Data records
------

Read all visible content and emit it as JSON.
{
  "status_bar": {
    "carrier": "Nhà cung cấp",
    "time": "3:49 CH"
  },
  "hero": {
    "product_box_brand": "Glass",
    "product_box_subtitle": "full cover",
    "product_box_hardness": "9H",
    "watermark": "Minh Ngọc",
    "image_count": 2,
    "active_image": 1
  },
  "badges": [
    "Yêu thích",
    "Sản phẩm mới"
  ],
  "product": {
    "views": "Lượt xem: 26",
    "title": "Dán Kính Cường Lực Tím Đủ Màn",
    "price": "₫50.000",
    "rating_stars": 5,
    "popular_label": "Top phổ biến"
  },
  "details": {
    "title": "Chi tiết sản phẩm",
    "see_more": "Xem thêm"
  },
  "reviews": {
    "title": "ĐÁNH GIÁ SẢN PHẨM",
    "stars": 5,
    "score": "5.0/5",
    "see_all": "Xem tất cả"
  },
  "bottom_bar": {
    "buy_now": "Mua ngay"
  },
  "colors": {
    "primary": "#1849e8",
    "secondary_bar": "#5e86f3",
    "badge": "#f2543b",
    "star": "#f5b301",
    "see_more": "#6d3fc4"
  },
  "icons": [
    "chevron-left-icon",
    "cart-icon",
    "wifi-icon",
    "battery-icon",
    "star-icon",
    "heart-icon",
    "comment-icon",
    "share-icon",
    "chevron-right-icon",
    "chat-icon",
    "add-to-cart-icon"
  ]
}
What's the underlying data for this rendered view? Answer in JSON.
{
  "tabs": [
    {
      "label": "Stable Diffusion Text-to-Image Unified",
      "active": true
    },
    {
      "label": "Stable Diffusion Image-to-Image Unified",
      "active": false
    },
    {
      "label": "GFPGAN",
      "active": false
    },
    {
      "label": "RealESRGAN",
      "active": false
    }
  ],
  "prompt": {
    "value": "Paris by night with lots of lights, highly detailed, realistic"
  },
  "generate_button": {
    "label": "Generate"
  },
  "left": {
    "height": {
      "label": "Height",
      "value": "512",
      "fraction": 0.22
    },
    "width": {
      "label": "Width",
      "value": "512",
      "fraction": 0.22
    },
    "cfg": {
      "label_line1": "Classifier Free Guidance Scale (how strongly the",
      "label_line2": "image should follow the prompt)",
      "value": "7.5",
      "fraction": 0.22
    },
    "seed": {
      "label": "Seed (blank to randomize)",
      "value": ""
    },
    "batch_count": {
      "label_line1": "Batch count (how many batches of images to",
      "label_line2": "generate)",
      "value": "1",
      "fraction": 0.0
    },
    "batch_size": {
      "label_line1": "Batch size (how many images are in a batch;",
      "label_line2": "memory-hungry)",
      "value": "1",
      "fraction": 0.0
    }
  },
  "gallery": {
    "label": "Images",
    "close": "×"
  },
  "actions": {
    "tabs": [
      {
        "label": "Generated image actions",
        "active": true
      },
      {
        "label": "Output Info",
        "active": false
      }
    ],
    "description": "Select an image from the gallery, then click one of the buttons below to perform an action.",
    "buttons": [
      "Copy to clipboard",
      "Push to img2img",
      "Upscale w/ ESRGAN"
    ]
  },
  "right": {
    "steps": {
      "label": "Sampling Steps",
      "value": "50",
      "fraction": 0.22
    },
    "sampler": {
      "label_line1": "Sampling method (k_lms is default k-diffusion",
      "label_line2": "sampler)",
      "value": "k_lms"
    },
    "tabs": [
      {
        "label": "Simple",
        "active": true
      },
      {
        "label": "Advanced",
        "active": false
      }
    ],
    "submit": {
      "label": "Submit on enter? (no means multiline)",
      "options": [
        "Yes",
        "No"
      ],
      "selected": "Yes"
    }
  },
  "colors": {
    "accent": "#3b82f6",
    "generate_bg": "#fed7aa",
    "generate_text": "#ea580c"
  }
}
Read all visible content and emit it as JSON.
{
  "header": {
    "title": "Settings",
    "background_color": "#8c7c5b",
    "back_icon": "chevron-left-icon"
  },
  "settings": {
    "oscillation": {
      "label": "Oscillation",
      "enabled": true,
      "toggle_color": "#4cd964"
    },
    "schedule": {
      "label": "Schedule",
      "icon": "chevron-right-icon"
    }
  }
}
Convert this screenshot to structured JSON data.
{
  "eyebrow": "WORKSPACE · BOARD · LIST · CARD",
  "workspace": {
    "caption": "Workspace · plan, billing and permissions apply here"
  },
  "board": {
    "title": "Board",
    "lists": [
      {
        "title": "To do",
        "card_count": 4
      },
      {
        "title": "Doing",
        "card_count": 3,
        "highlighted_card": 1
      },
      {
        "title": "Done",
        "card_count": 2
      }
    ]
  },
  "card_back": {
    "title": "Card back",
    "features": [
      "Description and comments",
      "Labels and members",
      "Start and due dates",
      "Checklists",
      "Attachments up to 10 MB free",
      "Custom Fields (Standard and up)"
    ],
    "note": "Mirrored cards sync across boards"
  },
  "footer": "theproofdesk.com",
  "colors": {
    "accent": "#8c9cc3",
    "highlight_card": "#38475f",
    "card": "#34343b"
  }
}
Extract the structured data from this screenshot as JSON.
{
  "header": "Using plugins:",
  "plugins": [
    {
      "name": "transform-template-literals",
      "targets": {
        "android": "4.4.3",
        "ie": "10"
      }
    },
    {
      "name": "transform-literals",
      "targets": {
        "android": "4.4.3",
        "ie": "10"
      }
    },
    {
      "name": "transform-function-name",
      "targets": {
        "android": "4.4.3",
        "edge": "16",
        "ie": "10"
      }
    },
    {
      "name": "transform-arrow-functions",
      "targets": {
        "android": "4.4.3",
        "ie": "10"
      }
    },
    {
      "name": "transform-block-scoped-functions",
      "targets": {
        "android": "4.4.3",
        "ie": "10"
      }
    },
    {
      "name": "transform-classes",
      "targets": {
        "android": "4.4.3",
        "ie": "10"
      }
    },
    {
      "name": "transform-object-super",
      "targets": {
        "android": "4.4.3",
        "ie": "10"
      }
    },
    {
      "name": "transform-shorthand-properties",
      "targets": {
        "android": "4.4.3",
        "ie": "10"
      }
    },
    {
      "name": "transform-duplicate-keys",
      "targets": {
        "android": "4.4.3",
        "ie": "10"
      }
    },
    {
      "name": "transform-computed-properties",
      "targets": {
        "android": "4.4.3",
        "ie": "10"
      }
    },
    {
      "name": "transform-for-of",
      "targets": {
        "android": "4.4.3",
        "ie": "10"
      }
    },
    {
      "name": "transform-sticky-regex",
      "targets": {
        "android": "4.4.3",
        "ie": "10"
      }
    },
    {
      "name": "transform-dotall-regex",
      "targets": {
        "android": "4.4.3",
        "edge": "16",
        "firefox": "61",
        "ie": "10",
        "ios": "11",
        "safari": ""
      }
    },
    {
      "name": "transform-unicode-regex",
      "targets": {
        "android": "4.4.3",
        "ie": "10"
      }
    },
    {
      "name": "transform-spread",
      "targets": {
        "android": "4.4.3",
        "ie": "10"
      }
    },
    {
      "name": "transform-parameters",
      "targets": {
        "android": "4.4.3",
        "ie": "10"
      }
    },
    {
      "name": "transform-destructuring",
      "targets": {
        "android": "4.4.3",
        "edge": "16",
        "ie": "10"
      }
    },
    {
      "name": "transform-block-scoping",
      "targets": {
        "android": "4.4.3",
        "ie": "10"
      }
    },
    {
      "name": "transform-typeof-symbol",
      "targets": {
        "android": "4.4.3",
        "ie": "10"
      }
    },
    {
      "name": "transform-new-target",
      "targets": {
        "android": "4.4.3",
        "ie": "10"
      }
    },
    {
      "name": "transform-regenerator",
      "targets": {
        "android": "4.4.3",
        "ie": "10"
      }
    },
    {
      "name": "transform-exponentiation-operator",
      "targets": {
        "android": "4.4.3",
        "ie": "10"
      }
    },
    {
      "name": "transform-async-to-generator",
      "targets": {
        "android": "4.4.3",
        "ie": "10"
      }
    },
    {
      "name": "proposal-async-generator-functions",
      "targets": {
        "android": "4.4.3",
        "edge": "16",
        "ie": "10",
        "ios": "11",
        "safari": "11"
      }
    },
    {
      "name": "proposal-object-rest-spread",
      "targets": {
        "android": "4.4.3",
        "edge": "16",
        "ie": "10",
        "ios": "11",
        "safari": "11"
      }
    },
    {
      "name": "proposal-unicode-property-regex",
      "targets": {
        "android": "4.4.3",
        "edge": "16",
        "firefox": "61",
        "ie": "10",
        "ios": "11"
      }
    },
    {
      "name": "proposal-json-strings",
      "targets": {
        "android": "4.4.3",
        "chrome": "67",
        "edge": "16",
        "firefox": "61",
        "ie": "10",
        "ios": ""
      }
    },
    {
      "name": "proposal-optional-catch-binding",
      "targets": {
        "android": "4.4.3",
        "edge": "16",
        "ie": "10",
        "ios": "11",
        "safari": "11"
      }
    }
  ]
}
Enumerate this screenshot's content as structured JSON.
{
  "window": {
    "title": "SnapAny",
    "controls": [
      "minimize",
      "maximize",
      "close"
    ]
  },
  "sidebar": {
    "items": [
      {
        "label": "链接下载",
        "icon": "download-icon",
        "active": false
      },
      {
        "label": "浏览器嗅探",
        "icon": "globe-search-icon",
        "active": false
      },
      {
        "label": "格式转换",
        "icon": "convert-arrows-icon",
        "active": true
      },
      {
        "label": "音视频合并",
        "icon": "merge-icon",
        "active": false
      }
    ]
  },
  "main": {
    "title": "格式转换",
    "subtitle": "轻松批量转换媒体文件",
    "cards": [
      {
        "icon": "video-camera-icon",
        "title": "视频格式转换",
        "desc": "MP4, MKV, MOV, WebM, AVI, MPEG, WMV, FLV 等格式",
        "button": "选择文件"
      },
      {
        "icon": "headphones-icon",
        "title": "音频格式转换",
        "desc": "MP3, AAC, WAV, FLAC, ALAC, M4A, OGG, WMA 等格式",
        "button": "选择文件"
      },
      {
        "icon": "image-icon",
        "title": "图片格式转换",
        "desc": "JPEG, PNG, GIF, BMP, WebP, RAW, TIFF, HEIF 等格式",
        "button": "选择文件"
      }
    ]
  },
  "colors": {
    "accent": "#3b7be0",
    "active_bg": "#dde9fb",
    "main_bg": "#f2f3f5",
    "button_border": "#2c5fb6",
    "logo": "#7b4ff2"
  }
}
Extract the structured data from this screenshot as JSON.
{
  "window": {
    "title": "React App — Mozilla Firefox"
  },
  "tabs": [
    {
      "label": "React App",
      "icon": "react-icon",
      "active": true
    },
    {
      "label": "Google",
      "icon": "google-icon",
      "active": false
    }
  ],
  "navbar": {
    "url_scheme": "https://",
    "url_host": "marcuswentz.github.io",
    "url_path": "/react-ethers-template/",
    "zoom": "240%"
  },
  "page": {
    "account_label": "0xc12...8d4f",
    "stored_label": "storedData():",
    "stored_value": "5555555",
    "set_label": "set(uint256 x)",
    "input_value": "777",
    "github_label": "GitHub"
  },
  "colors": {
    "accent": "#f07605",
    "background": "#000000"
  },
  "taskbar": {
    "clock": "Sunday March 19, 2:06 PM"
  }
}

------

Count how many lines in the data above hold the string "spread", and give the number with no other words.

- [COMPLETE ANSWER]:
2